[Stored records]
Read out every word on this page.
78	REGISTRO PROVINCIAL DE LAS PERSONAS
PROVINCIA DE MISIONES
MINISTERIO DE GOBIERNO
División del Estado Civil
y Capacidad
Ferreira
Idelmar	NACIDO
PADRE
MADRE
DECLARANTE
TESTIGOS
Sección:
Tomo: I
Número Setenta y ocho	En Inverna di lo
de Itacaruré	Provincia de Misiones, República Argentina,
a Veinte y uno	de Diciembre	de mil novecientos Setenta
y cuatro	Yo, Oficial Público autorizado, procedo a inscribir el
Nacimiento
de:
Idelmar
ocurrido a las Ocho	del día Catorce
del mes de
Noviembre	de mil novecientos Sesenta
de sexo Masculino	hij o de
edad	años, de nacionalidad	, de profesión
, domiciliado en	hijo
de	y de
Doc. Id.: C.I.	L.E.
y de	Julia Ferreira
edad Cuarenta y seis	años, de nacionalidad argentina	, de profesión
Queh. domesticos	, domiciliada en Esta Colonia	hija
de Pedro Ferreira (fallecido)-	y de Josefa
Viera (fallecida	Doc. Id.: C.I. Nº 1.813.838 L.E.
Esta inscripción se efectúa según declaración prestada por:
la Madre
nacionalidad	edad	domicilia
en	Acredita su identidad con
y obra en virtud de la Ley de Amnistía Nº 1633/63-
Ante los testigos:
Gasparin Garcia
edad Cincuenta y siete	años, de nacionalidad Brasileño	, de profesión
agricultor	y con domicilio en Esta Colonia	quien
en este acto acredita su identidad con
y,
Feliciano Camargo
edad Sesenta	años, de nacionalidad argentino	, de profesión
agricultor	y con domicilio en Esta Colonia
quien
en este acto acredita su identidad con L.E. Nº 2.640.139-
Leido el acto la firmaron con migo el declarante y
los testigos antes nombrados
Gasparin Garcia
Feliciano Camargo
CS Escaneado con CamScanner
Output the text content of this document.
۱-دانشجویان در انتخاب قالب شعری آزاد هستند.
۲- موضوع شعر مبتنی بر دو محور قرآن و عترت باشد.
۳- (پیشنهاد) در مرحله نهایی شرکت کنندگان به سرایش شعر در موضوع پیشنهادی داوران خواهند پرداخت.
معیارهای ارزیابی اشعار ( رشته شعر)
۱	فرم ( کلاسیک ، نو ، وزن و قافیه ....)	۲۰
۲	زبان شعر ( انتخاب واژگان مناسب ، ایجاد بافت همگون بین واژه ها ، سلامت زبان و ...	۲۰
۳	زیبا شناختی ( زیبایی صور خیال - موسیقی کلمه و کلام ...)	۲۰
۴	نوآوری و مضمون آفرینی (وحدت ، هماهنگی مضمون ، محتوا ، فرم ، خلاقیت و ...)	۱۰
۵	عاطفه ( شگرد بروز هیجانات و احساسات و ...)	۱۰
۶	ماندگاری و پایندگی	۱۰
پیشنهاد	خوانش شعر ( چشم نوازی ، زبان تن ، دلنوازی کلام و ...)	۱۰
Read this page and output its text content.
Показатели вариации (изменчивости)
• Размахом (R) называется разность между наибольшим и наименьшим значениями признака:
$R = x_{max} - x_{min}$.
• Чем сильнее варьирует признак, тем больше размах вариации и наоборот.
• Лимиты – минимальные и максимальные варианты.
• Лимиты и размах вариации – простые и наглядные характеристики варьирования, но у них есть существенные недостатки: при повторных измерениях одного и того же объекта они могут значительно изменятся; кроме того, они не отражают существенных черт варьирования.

• TASK BRIEF: Retype the entries exactly, including every line.

• COMPLETE ANSWER:
Read out every word on this page.
78	REGISTRO PROVINCIAL DE LAS PERSONAS
PROVINCIA DE MISIONES
MINISTERIO DE GOBIERNO
División del Estado Civil
y Capacidad
Ferreira
Idelmar	NACIDO
PADRE
MADRE
DECLARANTE
TESTIGOS
Sección:
Tomo: I
Número Setenta y ocho	En Inverna di lo
de Itacaruré	Provincia de Misiones, República Argentina,
a Veinte y uno	de Diciembre	de mil novecientos Setenta
y cuatro	Yo, Oficial Público autorizado, procedo a inscribir el
Nacimiento
de:
Idelmar
ocurrido a las Ocho	del día Catorce
del mes de
Noviembre	de mil novecientos Sesenta
de sexo Masculino	hij o de
edad	años, de nacionalidad	, de profesión
, domiciliado en	hijo
de	y de
Doc. Id.: C.I.	L.E.
y de	Julia Ferreira
edad Cuarenta y seis	años, de nacionalidad argentina	, de profesión
Queh. domesticos	, domiciliada en Esta Colonia	hija
de Pedro Ferreira (fallecido)-	y de Josefa
Viera (fallecida	Doc. Id.: C.I. Nº 1.813.838 L.E.
Esta inscripción se efectúa según declaración prestada por:
la Madre
nacionalidad	edad	domicilia
en	Acredita su identidad con
y obra en virtud de la Ley de Amnistía Nº 1633/63-
Ante los testigos:
Gasparin Garcia
edad Cincuenta y siete	años, de nacionalidad Brasileño	, de profesión
agricultor	y con domicilio en Esta Colonia	quien
en este acto acredita su identidad con
y,
Feliciano Camargo
edad Sesenta	años, de nacionalidad argentino	, de profesión
agricultor	y con domicilio en Esta Colonia
quien
en este acto acredita su identidad con L.E. Nº 2.640.139-
Leido el acto la firmaron con migo el declarante y
los testigos antes nombrados
Gasparin Garcia
Feliciano Camargo
CS Escaneado con CamScanner
Output the text content of this document.
۱-دانشجویان در انتخاب قالب شعری آزاد هستند.
۲- موضوع شعر مبتنی بر دو محور قرآن و عترت باشد.
۳- (پیشنهاد) در مرحله نهایی شرکت کنندگان به سرایش شعر در موضوع پیشنهادی داوران خواهند پرداخت.
معیارهای ارزیابی اشعار ( رشته شعر)
۱	فرم ( کلاسیک ، نو ، وزن و قافیه ....)	۲۰
۲	زبان شعر ( انتخاب واژگان مناسب ، ایجاد بافت همگون بین واژه ها ، سلامت زبان و ...	۲۰
۳	زیبا شناختی ( زیبایی صور خیال - موسیقی کلمه و کلام ...)	۲۰
۴	نوآوری و مضمون آفرینی (وحدت ، هماهنگی مضمون ، محتوا ، فرم ، خلاقیت و ...)	۱۰
۵	عاطفه ( شگرد بروز هیجانات و احساسات و ...)	۱۰
۶	ماندگاری و پایندگی	۱۰
پیشنهاد	خوانش شعر ( چشم نوازی ، زبان تن ، دلنوازی کلام و ...)	۱۰
Read this page and output its text content.
Показатели вариации (изменчивости)
• Размахом (R) называется разность между наибольшим и наименьшим значениями признака:
$R = x_{max} - x_{min}$.
• Чем сильнее варьирует признак, тем больше размах вариации и наоборот.
• Лимиты – минимальные и максимальные варианты.
• Лимиты и размах вариации – простые и наглядные характеристики варьирования, но у них есть существенные недостатки: при повторных измерениях одного и того же объекта они могут значительно изменятся; кроме того, они не отражают существенных черт варьирования.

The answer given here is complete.